--- Requirement ---
Copy out all the lines in the records that include the word "excess".

--- Materials provided ---
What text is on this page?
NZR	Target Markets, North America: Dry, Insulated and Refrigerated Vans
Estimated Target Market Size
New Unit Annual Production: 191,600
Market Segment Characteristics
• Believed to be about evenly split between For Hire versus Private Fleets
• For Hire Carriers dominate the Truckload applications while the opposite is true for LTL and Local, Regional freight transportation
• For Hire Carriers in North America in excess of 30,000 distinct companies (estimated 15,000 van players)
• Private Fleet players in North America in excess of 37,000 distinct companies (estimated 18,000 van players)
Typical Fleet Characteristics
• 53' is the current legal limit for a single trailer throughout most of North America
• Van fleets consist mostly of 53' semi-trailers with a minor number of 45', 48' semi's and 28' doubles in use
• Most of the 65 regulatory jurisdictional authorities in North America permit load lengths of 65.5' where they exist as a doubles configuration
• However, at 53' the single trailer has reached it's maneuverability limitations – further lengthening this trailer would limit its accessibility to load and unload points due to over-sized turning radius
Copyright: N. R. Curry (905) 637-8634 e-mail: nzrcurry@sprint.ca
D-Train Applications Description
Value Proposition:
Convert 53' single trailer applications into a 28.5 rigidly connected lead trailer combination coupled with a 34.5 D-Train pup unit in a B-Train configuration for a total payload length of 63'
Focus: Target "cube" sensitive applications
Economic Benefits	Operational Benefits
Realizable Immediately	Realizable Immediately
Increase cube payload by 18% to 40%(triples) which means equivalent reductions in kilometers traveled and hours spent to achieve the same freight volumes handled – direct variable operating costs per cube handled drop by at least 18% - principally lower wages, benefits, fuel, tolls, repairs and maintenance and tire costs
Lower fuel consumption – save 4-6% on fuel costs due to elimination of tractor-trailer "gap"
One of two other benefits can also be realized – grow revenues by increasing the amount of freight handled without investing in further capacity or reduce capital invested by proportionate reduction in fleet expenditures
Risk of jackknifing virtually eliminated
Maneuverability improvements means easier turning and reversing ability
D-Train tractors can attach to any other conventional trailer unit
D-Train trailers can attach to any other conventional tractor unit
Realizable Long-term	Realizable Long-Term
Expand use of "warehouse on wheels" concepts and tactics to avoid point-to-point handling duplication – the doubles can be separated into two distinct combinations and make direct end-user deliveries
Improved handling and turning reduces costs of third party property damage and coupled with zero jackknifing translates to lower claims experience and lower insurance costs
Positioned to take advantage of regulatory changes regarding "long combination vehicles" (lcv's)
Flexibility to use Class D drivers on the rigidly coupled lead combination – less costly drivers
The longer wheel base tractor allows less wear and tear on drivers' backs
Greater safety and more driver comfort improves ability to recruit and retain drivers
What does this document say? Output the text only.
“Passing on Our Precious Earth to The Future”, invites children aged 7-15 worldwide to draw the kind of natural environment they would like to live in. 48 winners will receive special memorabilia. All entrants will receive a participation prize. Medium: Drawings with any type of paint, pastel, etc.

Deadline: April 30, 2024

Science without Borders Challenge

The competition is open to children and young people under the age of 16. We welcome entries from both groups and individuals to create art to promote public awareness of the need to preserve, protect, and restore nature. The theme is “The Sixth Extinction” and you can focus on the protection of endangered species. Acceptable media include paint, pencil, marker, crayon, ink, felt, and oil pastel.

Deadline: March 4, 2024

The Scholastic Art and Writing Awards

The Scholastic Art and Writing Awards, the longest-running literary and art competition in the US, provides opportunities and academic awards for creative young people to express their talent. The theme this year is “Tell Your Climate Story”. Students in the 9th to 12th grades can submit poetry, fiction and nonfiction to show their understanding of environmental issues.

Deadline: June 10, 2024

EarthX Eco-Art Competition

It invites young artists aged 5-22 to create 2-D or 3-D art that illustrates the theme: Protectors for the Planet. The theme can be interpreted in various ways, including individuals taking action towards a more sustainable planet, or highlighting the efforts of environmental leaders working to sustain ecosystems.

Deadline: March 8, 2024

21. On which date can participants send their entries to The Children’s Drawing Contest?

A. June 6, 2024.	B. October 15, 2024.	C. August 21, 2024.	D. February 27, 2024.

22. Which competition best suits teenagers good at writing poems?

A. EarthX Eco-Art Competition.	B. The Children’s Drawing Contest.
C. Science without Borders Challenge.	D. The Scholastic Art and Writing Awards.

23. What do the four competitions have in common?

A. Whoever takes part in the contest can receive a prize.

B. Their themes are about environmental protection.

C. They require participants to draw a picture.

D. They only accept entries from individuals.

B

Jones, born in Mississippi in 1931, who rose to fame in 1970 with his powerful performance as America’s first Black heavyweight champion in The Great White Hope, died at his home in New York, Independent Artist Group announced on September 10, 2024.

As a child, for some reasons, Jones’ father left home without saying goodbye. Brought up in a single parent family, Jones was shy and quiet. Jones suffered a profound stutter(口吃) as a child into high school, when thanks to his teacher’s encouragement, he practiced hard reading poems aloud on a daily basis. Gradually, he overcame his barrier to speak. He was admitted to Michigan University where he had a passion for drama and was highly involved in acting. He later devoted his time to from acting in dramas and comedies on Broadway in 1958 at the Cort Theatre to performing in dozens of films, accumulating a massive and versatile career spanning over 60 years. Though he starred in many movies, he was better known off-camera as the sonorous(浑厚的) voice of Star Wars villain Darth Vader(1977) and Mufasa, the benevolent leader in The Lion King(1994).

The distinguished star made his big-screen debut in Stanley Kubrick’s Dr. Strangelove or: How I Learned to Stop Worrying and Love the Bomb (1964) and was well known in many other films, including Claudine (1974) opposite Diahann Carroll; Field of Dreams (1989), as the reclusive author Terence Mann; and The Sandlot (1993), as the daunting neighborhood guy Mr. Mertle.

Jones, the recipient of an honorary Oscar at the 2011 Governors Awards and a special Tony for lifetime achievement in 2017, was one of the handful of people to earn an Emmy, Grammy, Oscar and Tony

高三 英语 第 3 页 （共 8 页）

--- Written answer ---
• For Hire Carriers in North America in excess of 30,000 distinct companies (estimated 15,000 van players)
• Private Fleet players in North America in excess of 37,000 distinct companies (estimated 18,000 van players)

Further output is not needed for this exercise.